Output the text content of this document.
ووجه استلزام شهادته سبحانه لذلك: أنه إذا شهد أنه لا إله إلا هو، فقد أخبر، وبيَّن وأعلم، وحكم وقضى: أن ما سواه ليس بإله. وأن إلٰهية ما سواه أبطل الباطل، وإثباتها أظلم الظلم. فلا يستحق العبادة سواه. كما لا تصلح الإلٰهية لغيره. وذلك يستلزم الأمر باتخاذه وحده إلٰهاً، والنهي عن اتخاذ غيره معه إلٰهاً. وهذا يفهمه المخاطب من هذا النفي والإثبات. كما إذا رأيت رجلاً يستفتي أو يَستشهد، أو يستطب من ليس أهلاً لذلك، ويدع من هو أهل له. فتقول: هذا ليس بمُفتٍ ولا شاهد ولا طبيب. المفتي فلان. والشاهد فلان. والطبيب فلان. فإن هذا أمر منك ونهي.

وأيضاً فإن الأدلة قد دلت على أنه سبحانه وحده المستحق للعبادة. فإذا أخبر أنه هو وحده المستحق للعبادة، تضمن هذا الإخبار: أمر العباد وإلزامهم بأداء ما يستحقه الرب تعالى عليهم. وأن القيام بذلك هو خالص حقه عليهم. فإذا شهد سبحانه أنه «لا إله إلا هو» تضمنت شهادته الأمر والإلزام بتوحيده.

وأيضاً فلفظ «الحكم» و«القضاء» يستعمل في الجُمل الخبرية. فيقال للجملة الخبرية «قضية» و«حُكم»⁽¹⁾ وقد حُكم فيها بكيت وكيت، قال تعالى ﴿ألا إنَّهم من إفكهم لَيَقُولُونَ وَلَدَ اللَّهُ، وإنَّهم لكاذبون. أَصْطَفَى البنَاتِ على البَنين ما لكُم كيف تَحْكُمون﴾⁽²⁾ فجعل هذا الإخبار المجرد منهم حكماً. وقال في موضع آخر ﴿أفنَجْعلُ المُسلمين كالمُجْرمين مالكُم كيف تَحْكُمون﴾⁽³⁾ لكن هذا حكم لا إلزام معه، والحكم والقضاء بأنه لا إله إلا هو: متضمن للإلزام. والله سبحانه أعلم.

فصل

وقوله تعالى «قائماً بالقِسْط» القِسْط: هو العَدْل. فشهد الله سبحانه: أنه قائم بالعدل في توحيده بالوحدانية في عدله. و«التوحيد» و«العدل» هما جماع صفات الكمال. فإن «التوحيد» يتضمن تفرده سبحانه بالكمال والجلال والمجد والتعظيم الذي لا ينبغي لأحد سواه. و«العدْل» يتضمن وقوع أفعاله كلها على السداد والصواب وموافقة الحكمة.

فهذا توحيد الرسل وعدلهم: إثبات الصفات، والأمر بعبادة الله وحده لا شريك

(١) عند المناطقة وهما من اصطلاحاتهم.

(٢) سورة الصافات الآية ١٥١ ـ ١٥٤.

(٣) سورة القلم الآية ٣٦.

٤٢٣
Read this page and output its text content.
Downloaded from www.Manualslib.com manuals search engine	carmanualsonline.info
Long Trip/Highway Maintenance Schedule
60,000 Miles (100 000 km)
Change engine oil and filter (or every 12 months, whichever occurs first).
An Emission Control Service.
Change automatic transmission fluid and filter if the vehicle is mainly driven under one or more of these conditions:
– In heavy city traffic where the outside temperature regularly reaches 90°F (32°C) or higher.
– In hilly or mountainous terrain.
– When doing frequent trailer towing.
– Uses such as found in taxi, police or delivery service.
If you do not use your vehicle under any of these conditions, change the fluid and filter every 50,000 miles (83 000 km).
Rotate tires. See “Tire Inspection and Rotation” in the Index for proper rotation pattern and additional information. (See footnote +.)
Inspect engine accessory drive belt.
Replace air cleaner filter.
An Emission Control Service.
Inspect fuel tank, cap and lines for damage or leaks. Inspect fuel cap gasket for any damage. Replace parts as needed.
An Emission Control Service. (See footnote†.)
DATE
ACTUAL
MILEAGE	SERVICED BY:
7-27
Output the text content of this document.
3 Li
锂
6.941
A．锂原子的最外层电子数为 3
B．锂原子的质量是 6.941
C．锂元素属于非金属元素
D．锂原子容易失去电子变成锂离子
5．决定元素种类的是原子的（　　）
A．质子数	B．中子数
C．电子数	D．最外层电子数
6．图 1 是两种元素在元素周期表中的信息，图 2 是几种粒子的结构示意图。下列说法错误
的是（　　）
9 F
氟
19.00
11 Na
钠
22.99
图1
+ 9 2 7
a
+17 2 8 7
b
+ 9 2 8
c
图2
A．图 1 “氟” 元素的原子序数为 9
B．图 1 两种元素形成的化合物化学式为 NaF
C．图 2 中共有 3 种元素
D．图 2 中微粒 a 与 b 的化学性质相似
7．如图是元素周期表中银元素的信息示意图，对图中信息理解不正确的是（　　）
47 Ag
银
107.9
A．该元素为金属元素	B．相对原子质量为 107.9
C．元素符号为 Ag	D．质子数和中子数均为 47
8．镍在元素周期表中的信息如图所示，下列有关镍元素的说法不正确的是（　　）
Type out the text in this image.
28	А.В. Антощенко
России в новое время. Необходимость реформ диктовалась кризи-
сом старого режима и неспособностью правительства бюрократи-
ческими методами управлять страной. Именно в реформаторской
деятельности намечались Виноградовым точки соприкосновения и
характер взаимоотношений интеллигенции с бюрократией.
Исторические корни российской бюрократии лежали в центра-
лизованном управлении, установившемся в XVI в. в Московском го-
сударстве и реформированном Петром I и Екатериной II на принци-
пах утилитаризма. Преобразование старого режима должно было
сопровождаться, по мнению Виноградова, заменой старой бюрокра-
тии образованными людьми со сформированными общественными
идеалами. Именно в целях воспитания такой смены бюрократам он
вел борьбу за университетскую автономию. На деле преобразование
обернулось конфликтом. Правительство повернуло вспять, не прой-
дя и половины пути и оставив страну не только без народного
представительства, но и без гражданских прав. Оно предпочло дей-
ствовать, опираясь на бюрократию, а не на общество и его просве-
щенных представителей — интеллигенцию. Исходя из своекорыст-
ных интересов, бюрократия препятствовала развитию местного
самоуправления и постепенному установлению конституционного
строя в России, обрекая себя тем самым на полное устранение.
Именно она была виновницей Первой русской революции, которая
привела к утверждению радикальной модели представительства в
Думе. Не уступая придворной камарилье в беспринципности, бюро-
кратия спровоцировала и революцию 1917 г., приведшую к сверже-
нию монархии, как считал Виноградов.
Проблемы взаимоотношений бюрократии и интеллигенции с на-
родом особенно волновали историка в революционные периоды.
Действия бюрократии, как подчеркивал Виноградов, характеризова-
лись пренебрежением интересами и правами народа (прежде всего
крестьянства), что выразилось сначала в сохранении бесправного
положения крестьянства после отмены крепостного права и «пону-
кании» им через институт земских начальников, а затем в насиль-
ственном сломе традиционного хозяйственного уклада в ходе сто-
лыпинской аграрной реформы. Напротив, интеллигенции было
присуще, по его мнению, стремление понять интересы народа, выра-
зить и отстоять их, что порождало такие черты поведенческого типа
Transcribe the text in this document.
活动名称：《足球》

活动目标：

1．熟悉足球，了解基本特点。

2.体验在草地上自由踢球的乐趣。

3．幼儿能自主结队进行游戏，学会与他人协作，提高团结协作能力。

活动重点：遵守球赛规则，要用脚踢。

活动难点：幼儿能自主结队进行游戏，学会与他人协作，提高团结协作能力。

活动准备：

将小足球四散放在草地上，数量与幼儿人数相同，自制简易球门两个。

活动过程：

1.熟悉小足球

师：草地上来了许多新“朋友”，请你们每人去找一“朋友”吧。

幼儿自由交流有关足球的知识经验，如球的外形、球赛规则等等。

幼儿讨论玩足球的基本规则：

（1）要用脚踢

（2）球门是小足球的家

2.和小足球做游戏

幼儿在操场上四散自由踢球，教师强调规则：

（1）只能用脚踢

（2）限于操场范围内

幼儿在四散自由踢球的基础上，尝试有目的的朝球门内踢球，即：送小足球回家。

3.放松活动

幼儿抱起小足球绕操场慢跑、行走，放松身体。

**Task requirements:**
Pull out every line containing "fluid".

**The solution:**
Change automatic transmission fluid and filter if the vehicle is mainly driven under one or more of these conditions:
If you do not use your vehicle under any of these conditions, change the fluid and filter every 50,000 miles (83 000 km).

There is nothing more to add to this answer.